◆ What you have to do:
Wherever the word "legend" turns up in a line of the entries, copy that line.

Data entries
• • • • • • •
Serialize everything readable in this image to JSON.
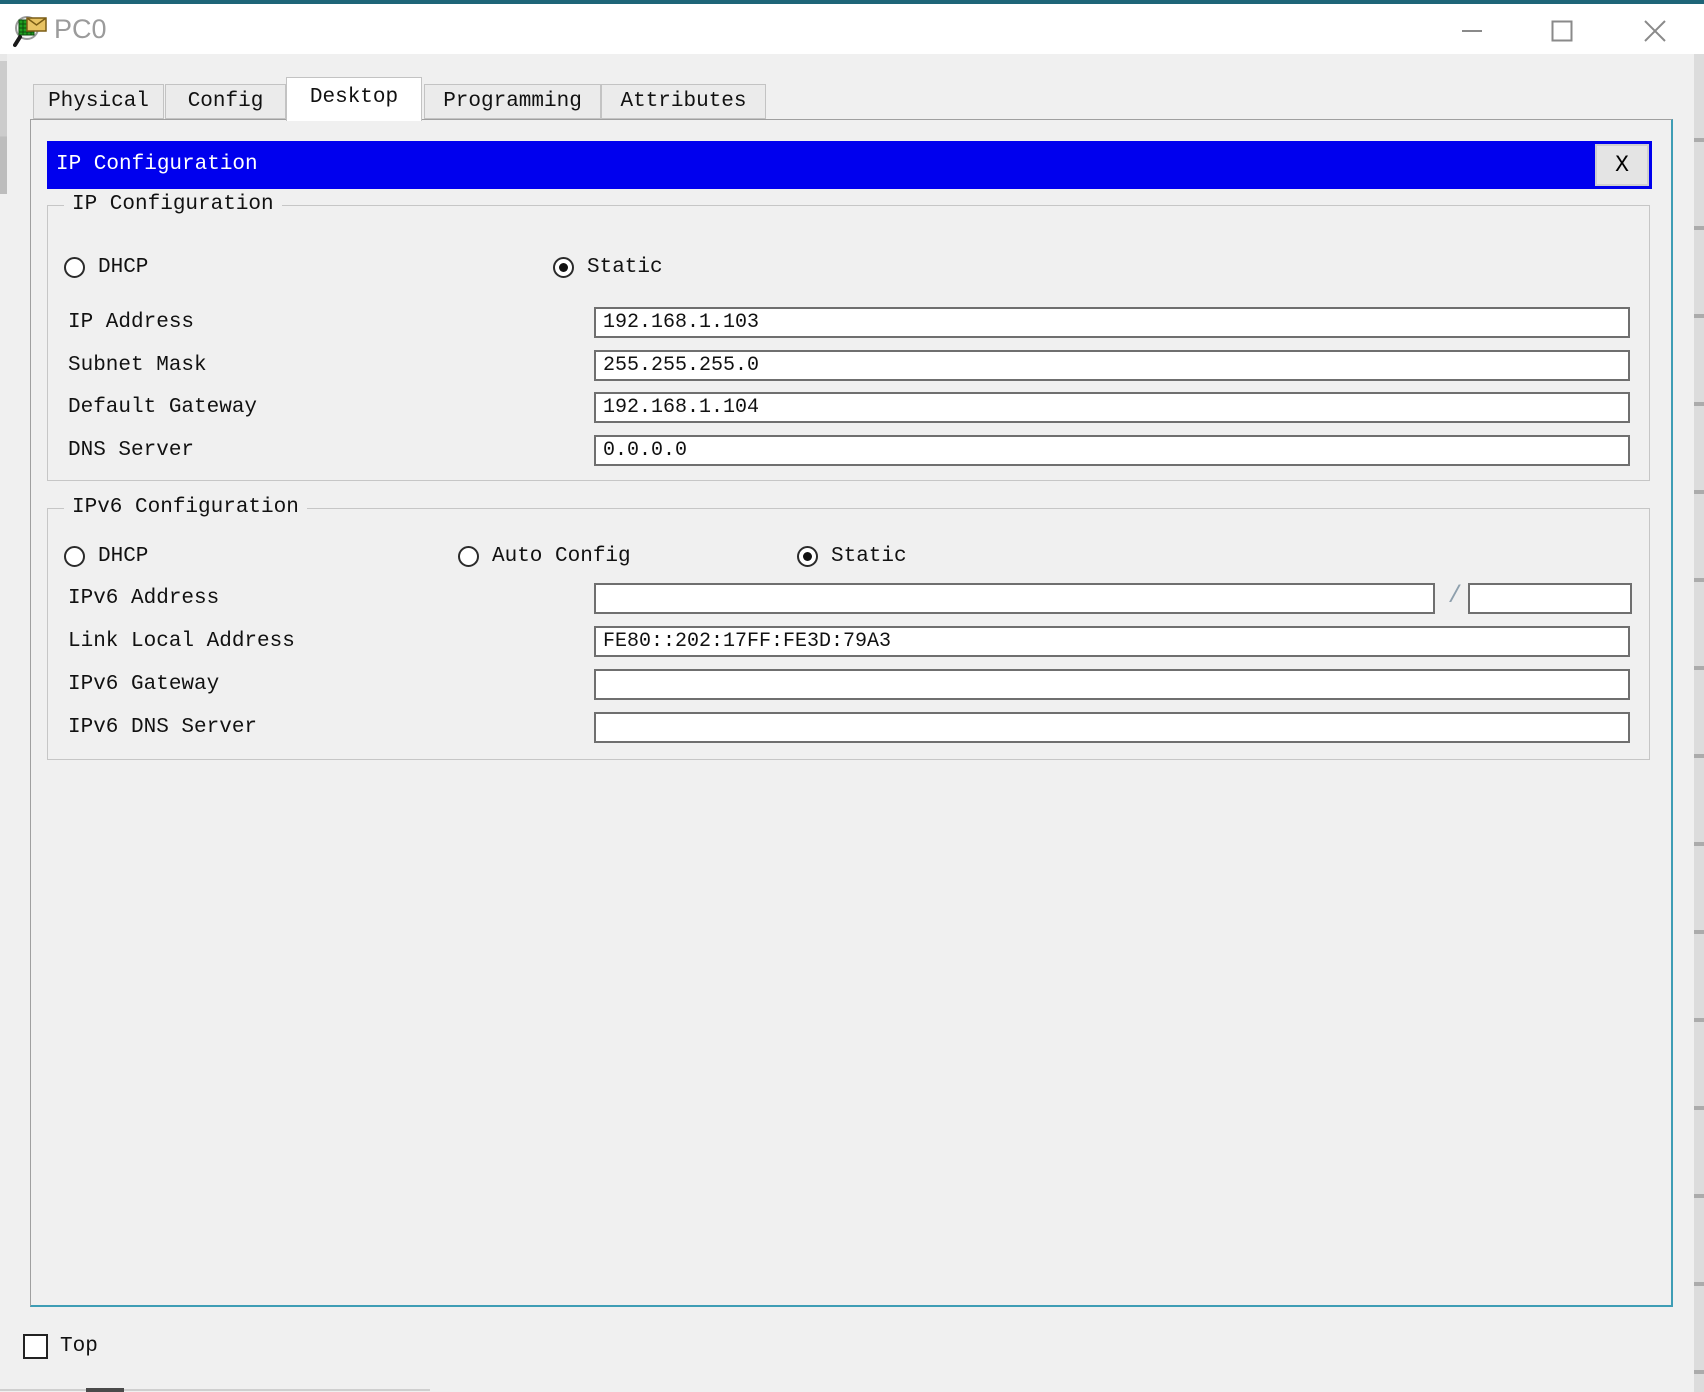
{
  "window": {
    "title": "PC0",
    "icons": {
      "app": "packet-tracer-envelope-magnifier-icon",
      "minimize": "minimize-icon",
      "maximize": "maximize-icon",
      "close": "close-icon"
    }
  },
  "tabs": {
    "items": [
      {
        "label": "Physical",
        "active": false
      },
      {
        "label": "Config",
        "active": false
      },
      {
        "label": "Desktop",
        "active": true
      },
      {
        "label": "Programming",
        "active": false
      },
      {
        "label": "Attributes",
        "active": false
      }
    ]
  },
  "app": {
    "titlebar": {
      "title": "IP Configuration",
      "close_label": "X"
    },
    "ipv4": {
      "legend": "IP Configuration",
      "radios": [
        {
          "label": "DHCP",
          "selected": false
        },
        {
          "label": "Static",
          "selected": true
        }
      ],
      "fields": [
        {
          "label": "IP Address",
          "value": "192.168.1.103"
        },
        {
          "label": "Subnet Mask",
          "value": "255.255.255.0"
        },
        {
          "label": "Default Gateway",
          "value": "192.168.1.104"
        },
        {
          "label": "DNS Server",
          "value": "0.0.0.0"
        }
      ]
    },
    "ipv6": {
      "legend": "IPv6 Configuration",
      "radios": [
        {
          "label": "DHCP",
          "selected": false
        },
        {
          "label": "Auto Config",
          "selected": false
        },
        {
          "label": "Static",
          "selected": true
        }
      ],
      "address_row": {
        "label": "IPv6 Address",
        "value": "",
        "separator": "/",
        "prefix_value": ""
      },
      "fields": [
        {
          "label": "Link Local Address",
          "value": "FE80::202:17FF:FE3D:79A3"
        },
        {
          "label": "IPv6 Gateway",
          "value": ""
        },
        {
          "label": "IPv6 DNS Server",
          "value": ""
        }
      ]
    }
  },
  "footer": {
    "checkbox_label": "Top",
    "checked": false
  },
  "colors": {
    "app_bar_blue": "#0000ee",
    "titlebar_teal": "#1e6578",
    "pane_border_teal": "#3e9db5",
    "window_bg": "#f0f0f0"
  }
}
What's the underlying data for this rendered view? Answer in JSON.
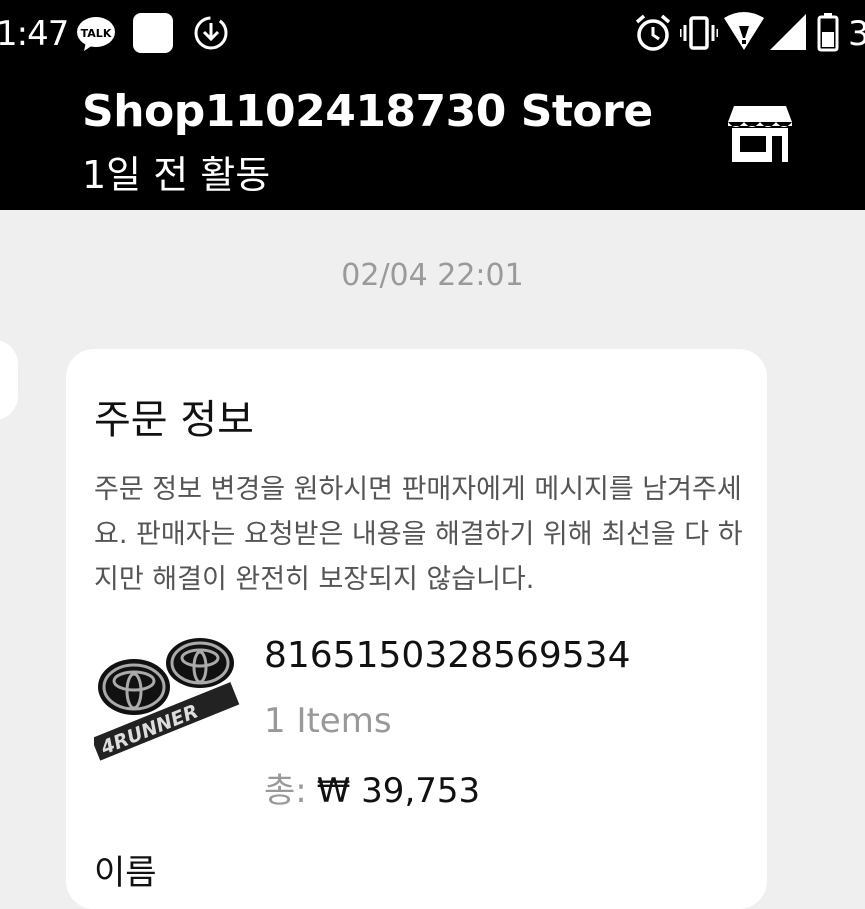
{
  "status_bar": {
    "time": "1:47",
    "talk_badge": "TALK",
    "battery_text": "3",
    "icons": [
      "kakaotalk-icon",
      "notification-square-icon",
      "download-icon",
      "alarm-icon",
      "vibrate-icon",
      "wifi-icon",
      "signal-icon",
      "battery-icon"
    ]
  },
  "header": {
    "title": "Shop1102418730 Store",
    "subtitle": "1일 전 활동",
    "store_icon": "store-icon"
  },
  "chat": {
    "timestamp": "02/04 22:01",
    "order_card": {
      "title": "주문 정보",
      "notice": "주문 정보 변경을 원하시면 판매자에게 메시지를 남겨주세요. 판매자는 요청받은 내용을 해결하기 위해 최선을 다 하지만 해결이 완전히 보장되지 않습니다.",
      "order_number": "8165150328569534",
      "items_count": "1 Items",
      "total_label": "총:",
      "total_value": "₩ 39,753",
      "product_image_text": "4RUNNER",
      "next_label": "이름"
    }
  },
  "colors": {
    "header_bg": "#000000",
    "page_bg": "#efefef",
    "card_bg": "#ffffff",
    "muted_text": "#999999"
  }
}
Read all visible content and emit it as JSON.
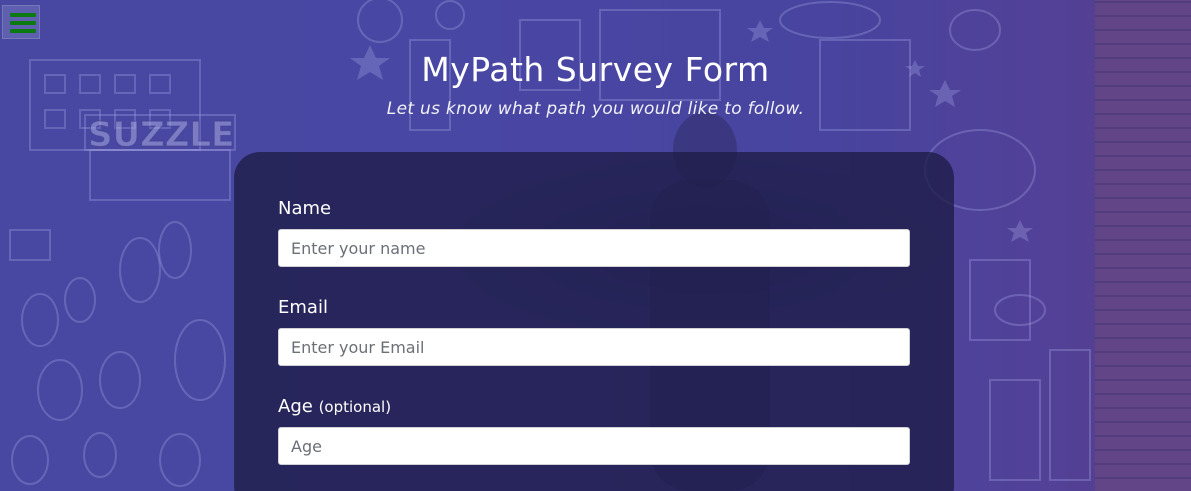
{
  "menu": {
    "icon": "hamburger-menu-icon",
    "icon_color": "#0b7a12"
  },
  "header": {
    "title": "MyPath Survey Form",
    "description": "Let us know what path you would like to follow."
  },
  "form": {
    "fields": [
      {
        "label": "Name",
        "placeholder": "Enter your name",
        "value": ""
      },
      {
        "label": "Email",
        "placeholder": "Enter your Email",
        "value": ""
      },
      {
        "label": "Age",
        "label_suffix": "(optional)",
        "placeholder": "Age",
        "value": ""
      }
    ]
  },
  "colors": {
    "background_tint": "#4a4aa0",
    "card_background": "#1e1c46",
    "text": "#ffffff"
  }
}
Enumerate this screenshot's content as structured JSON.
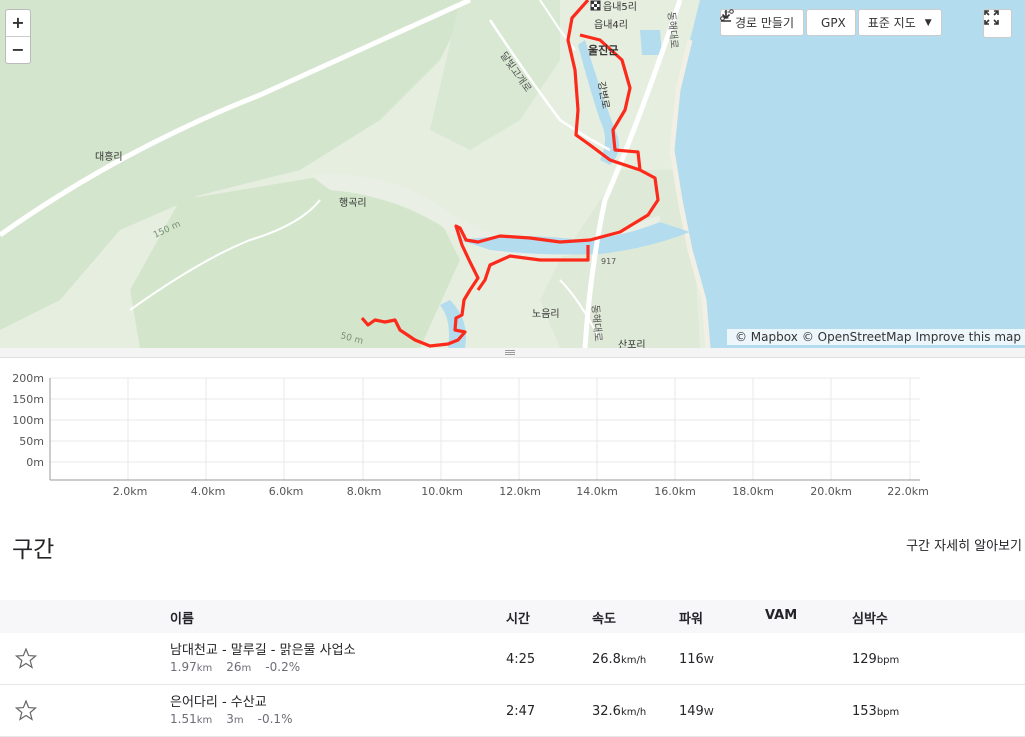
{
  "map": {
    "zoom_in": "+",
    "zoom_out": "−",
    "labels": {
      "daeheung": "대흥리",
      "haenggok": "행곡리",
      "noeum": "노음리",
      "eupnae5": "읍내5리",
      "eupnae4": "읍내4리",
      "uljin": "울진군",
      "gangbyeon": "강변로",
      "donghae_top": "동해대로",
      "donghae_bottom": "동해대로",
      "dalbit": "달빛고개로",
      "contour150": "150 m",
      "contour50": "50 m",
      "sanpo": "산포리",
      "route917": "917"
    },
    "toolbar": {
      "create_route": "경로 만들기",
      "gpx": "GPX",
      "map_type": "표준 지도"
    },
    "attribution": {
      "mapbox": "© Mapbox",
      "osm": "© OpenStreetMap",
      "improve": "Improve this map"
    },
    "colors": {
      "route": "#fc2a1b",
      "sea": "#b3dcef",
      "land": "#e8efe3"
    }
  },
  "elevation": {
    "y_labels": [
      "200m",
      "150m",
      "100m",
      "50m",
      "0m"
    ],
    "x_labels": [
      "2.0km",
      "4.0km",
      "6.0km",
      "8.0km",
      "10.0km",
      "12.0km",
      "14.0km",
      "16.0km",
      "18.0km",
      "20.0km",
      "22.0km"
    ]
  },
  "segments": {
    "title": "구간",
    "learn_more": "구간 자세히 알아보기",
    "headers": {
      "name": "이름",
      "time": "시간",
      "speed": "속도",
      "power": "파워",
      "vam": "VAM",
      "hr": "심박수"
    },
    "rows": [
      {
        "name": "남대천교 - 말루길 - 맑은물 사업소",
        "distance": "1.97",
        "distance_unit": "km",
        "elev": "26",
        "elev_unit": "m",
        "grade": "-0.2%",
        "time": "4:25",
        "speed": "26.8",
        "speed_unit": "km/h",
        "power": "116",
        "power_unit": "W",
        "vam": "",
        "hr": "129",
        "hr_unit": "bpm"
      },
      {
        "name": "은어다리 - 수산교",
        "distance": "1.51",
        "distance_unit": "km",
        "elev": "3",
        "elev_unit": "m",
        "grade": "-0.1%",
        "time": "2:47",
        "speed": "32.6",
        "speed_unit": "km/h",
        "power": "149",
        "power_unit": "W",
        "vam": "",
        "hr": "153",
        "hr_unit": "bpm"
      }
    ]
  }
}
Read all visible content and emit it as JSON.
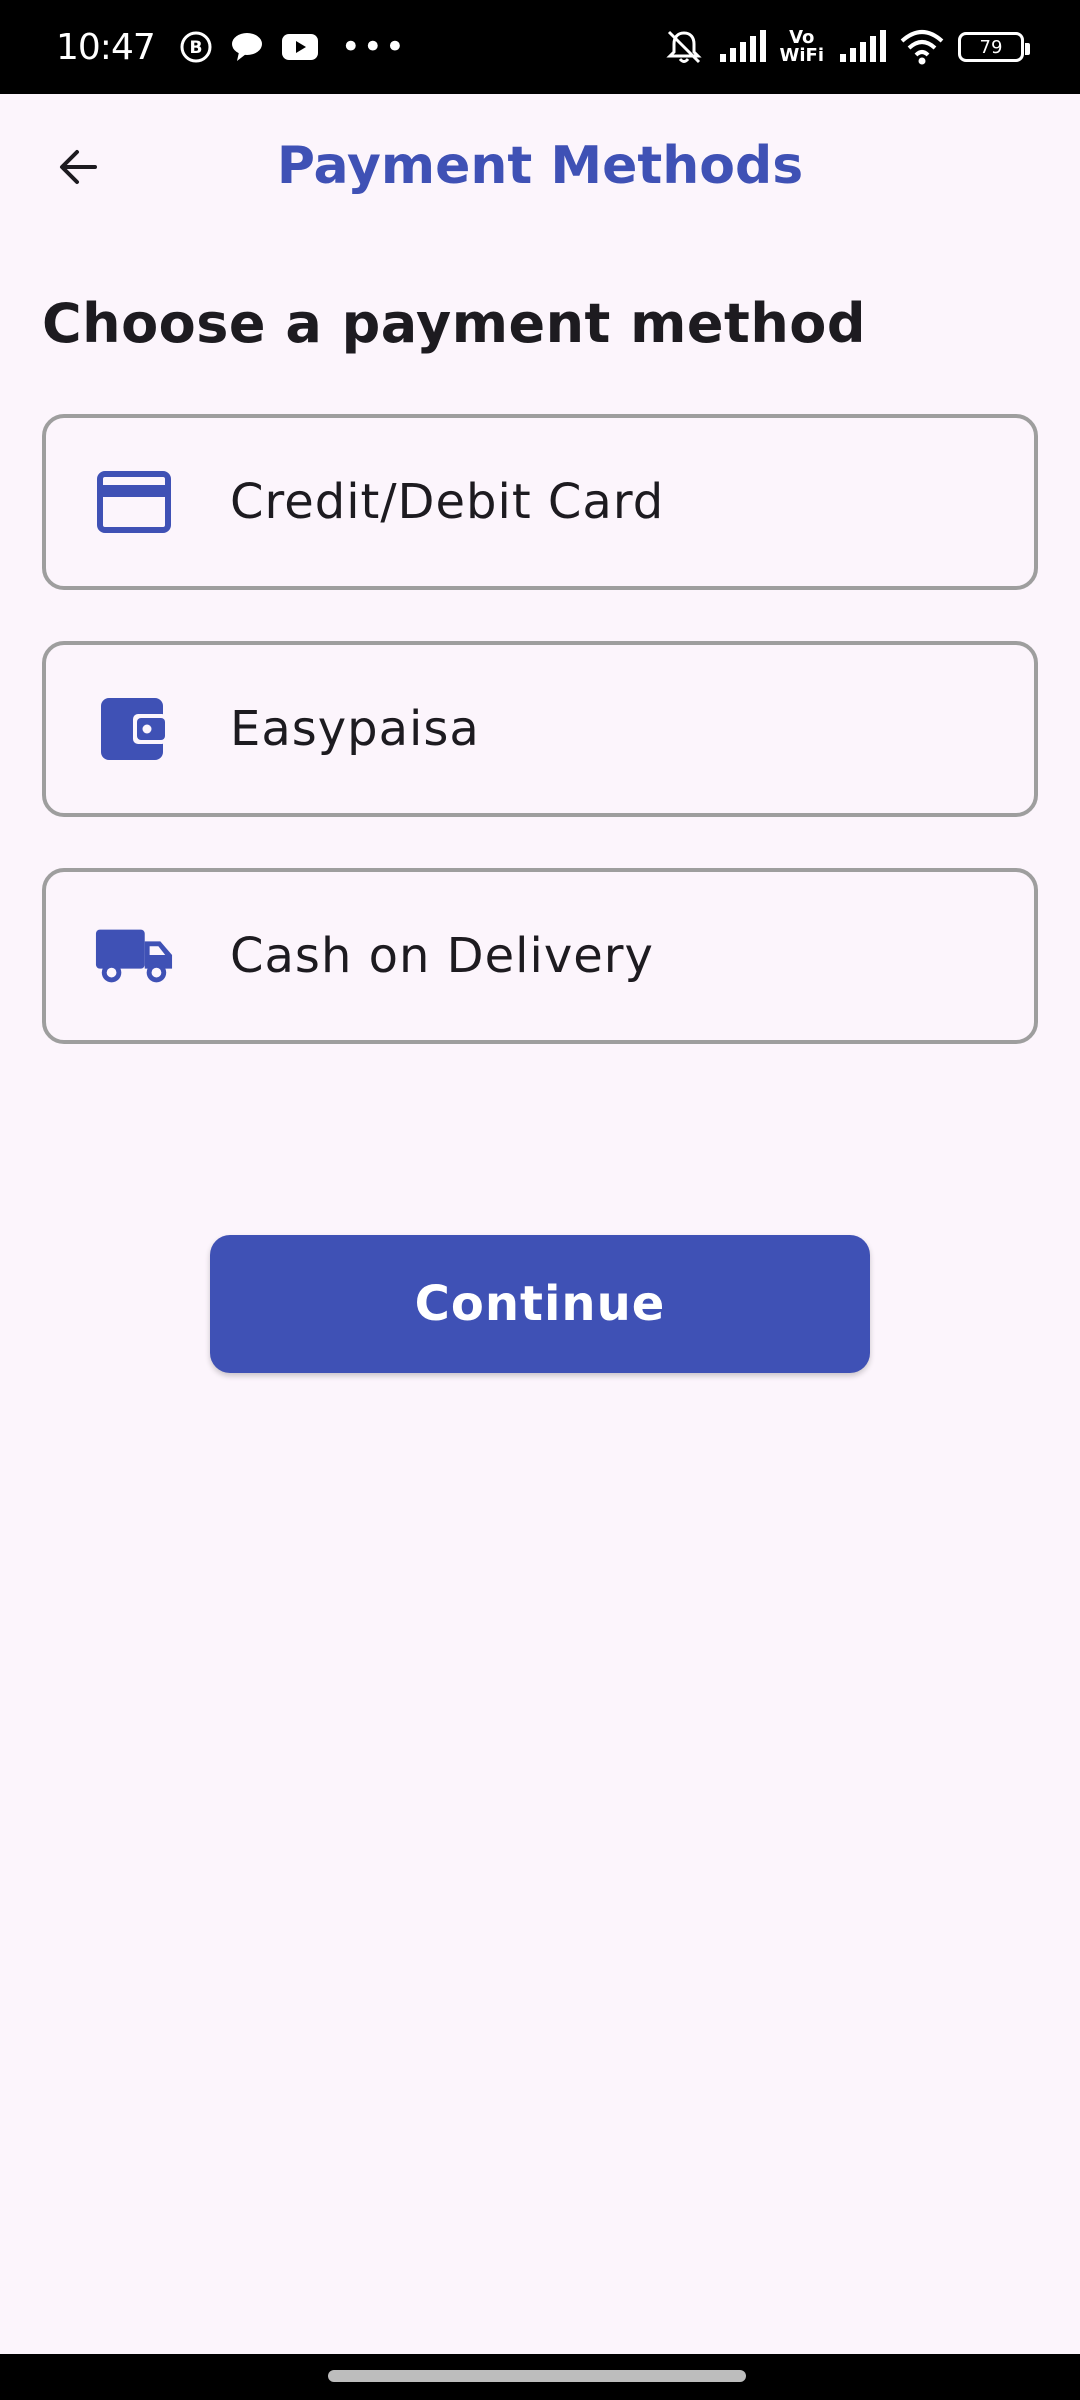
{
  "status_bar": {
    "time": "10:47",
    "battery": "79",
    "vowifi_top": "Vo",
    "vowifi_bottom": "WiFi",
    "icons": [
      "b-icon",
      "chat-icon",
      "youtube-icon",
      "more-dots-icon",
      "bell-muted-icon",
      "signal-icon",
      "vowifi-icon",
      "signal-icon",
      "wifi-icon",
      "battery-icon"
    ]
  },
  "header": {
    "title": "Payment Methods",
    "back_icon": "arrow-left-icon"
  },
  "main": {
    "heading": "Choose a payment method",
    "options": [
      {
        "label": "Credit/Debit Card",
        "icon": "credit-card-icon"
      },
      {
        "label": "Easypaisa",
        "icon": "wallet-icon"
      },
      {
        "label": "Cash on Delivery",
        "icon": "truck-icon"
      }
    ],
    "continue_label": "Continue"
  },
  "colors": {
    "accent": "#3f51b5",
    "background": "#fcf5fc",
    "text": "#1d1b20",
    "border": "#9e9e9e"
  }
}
• • • • • • •
◆ Solution for this exercise:
      "legend": "IP Configuration",
      "legend": "IPv6 Configuration",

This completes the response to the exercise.